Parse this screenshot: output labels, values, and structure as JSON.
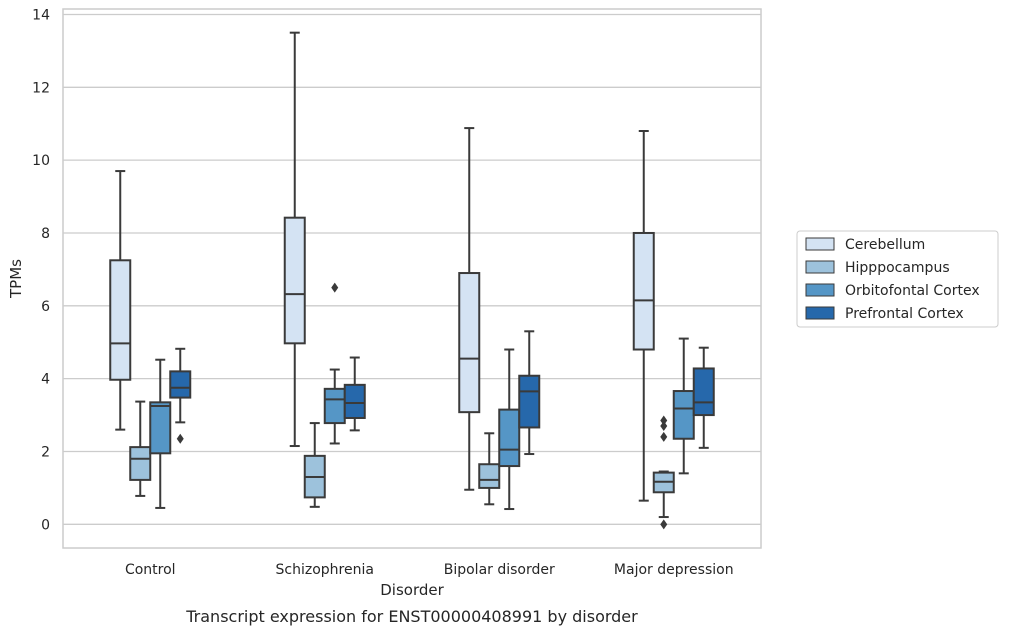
{
  "chart_data": {
    "type": "boxplot",
    "title": "",
    "caption": "Transcript expression for ENST00000408991 by disorder",
    "xlabel": "Disorder",
    "ylabel": "TPMs",
    "ylim": [
      -0.65,
      14.15
    ],
    "yticks": [
      0,
      2,
      4,
      6,
      8,
      10,
      12,
      14
    ],
    "grid": "horizontal",
    "legend_position": "right",
    "categories": [
      "Control",
      "Schizophrenia",
      "Bipolar disorder",
      "Major depression"
    ],
    "series": [
      {
        "name": "Cerebellum",
        "color": "#d4e3f3",
        "boxes": [
          {
            "whisker_low": 2.6,
            "q1": 3.97,
            "median": 4.97,
            "q3": 7.25,
            "whisker_high": 9.7,
            "outliers": []
          },
          {
            "whisker_low": 2.15,
            "q1": 4.97,
            "median": 6.32,
            "q3": 8.42,
            "whisker_high": 13.5,
            "outliers": []
          },
          {
            "whisker_low": 0.95,
            "q1": 3.08,
            "median": 4.55,
            "q3": 6.9,
            "whisker_high": 10.88,
            "outliers": []
          },
          {
            "whisker_low": 0.65,
            "q1": 4.8,
            "median": 6.15,
            "q3": 8.0,
            "whisker_high": 10.8,
            "outliers": []
          }
        ]
      },
      {
        "name": "Hipppocampus",
        "color": "#9dc2dc",
        "boxes": [
          {
            "whisker_low": 0.78,
            "q1": 1.22,
            "median": 1.8,
            "q3": 2.12,
            "whisker_high": 3.37,
            "outliers": []
          },
          {
            "whisker_low": 0.48,
            "q1": 0.74,
            "median": 1.3,
            "q3": 1.88,
            "whisker_high": 2.78,
            "outliers": []
          },
          {
            "whisker_low": 0.55,
            "q1": 1.0,
            "median": 1.22,
            "q3": 1.65,
            "whisker_high": 2.5,
            "outliers": []
          },
          {
            "whisker_low": 0.2,
            "q1": 0.88,
            "median": 1.17,
            "q3": 1.42,
            "whisker_high": 1.45,
            "outliers": [
              2.4,
              2.7,
              2.85,
              0.0
            ]
          }
        ]
      },
      {
        "name": "Orbitofontal Cortex",
        "color": "#5596c6",
        "boxes": [
          {
            "whisker_low": 0.45,
            "q1": 1.95,
            "median": 3.25,
            "q3": 3.35,
            "whisker_high": 4.52,
            "outliers": []
          },
          {
            "whisker_low": 2.22,
            "q1": 2.78,
            "median": 3.43,
            "q3": 3.72,
            "whisker_high": 4.25,
            "outliers": [
              6.5
            ]
          },
          {
            "whisker_low": 0.42,
            "q1": 1.6,
            "median": 2.05,
            "q3": 3.15,
            "whisker_high": 4.8,
            "outliers": []
          },
          {
            "whisker_low": 1.4,
            "q1": 2.35,
            "median": 3.18,
            "q3": 3.66,
            "whisker_high": 5.1,
            "outliers": []
          }
        ]
      },
      {
        "name": "Prefrontal Cortex",
        "color": "#2668ab",
        "boxes": [
          {
            "whisker_low": 2.8,
            "q1": 3.48,
            "median": 3.75,
            "q3": 4.2,
            "whisker_high": 4.82,
            "outliers": [
              2.35
            ]
          },
          {
            "whisker_low": 2.58,
            "q1": 2.92,
            "median": 3.33,
            "q3": 3.83,
            "whisker_high": 4.58,
            "outliers": []
          },
          {
            "whisker_low": 1.93,
            "q1": 2.66,
            "median": 3.65,
            "q3": 4.08,
            "whisker_high": 5.3,
            "outliers": []
          },
          {
            "whisker_low": 2.1,
            "q1": 3.0,
            "median": 3.35,
            "q3": 4.28,
            "whisker_high": 4.85,
            "outliers": []
          }
        ]
      }
    ]
  }
}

## Instructions to follow
Reproduce each line holding the word "name".

## Exercise result
        "name": "Cerebellum",
        "name": "Hipppocampus",
        "name": "Orbitofontal Cortex",
        "name": "Prefrontal Cortex",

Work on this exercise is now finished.